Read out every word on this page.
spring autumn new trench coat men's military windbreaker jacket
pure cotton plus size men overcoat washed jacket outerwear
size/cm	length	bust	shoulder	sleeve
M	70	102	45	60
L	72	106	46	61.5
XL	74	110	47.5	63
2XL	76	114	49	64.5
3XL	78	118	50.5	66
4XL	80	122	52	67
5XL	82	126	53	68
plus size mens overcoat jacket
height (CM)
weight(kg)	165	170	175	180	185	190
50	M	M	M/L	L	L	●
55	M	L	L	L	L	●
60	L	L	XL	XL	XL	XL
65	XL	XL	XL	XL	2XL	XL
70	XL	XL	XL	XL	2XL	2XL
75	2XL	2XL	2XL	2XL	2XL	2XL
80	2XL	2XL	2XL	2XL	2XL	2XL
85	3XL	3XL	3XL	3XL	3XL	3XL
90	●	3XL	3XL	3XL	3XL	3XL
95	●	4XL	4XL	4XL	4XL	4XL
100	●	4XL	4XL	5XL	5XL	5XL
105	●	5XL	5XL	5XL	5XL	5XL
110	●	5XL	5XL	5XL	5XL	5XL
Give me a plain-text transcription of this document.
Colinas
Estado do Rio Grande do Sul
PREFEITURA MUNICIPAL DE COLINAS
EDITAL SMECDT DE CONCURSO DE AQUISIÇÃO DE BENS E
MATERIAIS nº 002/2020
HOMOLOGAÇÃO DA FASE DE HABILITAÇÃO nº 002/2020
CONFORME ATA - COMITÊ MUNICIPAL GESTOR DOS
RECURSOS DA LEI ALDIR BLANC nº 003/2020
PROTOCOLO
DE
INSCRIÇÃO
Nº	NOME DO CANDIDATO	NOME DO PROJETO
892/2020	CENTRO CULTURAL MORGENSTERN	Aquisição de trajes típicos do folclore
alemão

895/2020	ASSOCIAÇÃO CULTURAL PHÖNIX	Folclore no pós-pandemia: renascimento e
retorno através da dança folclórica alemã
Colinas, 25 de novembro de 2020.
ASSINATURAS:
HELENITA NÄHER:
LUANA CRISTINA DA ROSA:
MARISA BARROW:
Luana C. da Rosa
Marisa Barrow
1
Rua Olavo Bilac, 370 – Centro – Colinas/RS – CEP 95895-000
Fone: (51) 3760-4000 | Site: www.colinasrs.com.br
++++
_Task directions_
Write out the whole listing again, exactly as it stands.

_Complete output_
Read out every word on this page.
spring autumn new trench coat men's military windbreaker jacket
pure cotton plus size men overcoat washed jacket outerwear
size/cm	length	bust	shoulder	sleeve
M	70	102	45	60
L	72	106	46	61.5
XL	74	110	47.5	63
2XL	76	114	49	64.5
3XL	78	118	50.5	66
4XL	80	122	52	67
5XL	82	126	53	68
plus size mens overcoat jacket
height (CM)
weight(kg)	165	170	175	180	185	190
50	M	M	M/L	L	L	●
55	M	L	L	L	L	●
60	L	L	XL	XL	XL	XL
65	XL	XL	XL	XL	2XL	XL
70	XL	XL	XL	XL	2XL	2XL
75	2XL	2XL	2XL	2XL	2XL	2XL
80	2XL	2XL	2XL	2XL	2XL	2XL
85	3XL	3XL	3XL	3XL	3XL	3XL
90	●	3XL	3XL	3XL	3XL	3XL
95	●	4XL	4XL	4XL	4XL	4XL
100	●	4XL	4XL	5XL	5XL	5XL
105	●	5XL	5XL	5XL	5XL	5XL
110	●	5XL	5XL	5XL	5XL	5XL
Give me a plain-text transcription of this document.
Colinas
Estado do Rio Grande do Sul
PREFEITURA MUNICIPAL DE COLINAS
EDITAL SMECDT DE CONCURSO DE AQUISIÇÃO DE BENS E
MATERIAIS nº 002/2020
HOMOLOGAÇÃO DA FASE DE HABILITAÇÃO nº 002/2020
CONFORME ATA - COMITÊ MUNICIPAL GESTOR DOS
RECURSOS DA LEI ALDIR BLANC nº 003/2020
PROTOCOLO
DE
INSCRIÇÃO
Nº	NOME DO CANDIDATO	NOME DO PROJETO
892/2020	CENTRO CULTURAL MORGENSTERN	Aquisição de trajes típicos do folclore
alemão

895/2020	ASSOCIAÇÃO CULTURAL PHÖNIX	Folclore no pós-pandemia: renascimento e
retorno através da dança folclórica alemã
Colinas, 25 de novembro de 2020.
ASSINATURAS:
HELENITA NÄHER:
LUANA CRISTINA DA ROSA:
MARISA BARROW:
Luana C. da Rosa
Marisa Barrow
1
Rua Olavo Bilac, 370 – Centro – Colinas/RS – CEP 95895-000
Fone: (51) 3760-4000 | Site: www.colinasrs.com.br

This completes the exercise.